» Stated task
Below are some records. Write out the lines from the one containing "Read out every word on this page." to the last line, word for word, leaving out pictures.

▬▬▬▬▬▬

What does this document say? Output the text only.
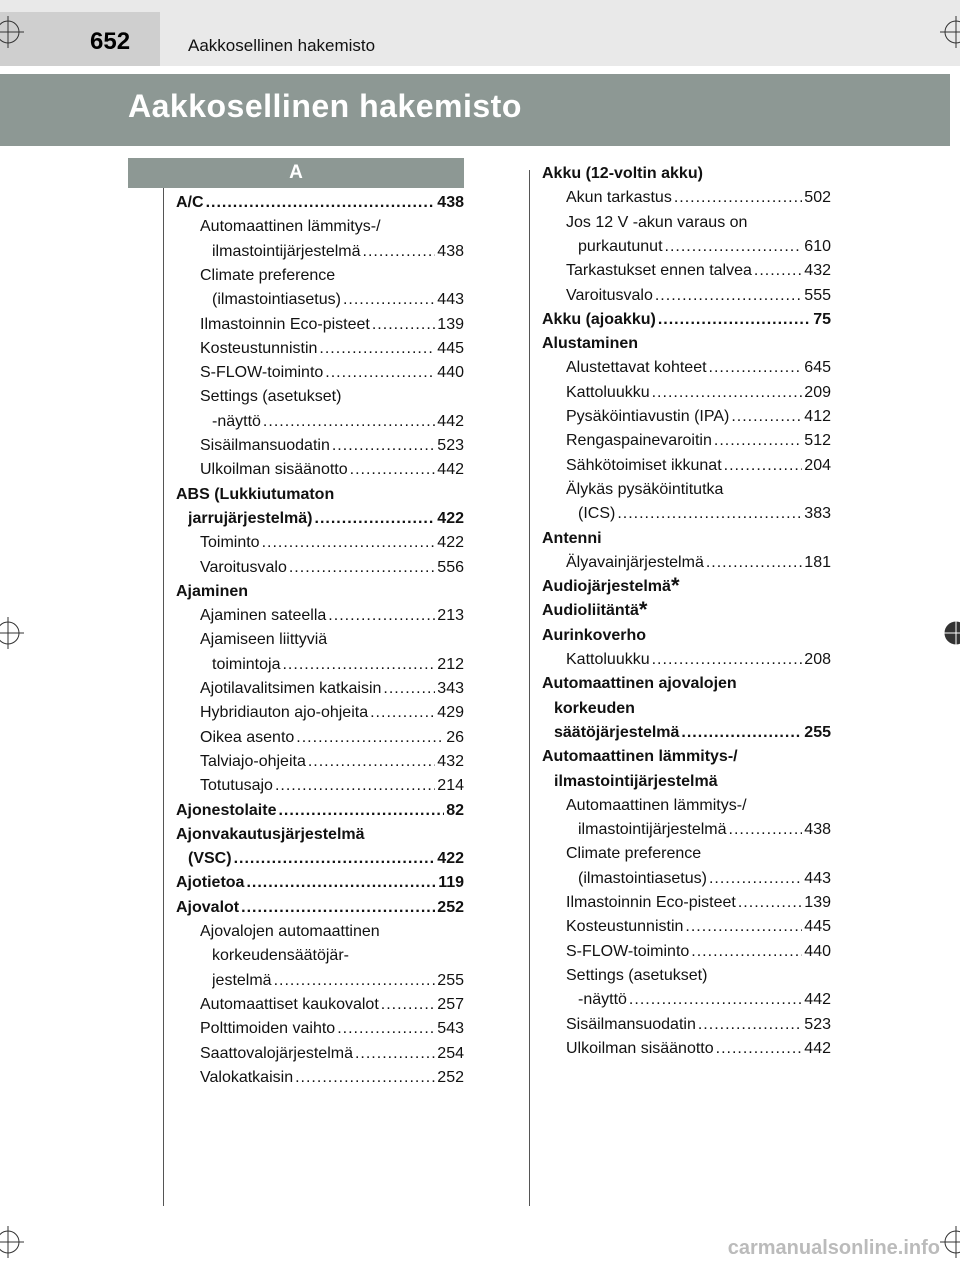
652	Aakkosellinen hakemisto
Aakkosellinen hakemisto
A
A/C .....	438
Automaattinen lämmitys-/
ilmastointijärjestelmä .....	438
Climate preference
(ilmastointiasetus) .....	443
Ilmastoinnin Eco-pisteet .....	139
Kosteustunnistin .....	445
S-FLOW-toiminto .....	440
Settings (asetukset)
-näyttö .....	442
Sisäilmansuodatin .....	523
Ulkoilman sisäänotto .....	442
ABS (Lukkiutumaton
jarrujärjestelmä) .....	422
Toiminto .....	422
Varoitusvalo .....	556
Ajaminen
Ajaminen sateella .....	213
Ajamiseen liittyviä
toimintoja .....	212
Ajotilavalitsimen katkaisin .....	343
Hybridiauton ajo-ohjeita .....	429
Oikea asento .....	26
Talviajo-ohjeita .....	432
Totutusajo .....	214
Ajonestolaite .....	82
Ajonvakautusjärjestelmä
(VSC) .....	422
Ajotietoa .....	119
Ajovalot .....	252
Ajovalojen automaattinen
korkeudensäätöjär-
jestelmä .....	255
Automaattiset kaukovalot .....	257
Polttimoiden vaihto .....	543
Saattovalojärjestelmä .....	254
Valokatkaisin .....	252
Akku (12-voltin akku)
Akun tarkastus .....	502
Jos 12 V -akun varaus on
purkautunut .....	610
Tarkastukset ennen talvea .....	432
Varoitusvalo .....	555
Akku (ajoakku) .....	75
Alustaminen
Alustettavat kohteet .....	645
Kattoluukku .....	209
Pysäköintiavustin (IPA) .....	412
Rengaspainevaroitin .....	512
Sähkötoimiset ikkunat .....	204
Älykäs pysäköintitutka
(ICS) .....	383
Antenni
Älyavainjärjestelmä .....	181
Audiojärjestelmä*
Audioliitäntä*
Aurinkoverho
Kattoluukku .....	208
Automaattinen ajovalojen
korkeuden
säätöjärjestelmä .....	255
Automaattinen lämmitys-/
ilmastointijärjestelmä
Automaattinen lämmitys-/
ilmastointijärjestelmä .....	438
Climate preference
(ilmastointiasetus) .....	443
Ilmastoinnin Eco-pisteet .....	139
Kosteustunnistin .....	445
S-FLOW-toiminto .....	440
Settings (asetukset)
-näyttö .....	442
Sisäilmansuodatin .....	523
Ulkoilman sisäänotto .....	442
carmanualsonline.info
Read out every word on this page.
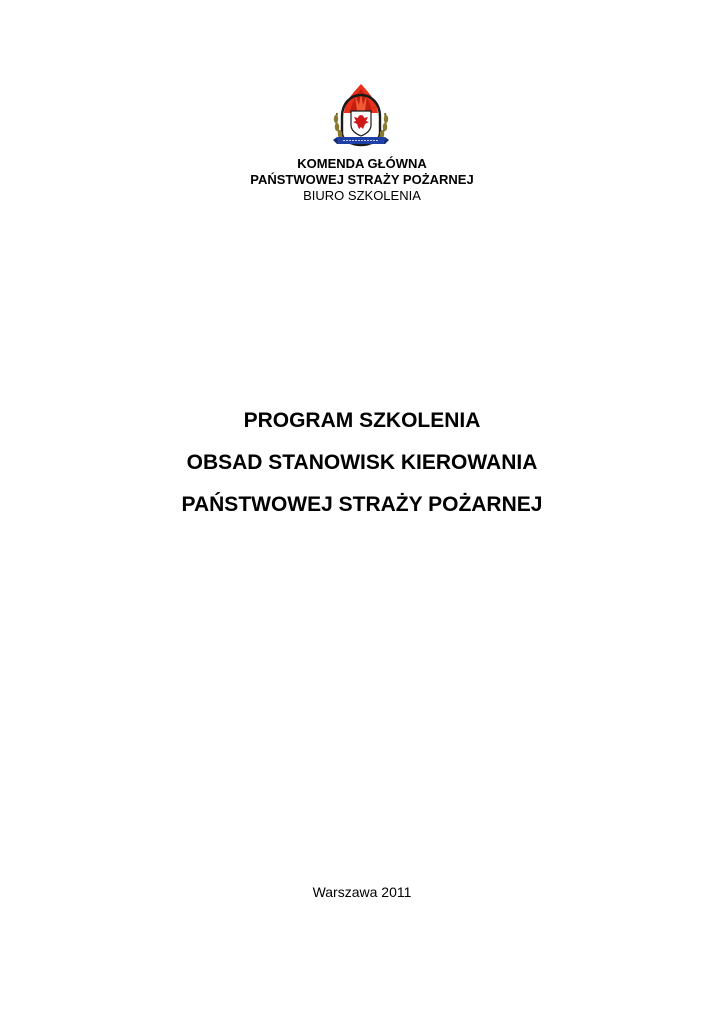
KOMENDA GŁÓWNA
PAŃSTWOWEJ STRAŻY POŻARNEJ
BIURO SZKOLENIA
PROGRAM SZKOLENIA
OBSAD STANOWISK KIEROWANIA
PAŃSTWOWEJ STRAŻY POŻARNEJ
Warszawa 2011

▬▬▬▬▬▬

» Correct result
Read out every word on this page.
KOMENDA GŁÓWNA
PAŃSTWOWEJ STRAŻY POŻARNEJ
BIURO SZKOLENIA
PROGRAM SZKOLENIA
OBSAD STANOWISK KIEROWANIA
PAŃSTWOWEJ STRAŻY POŻARNEJ
Warszawa 2011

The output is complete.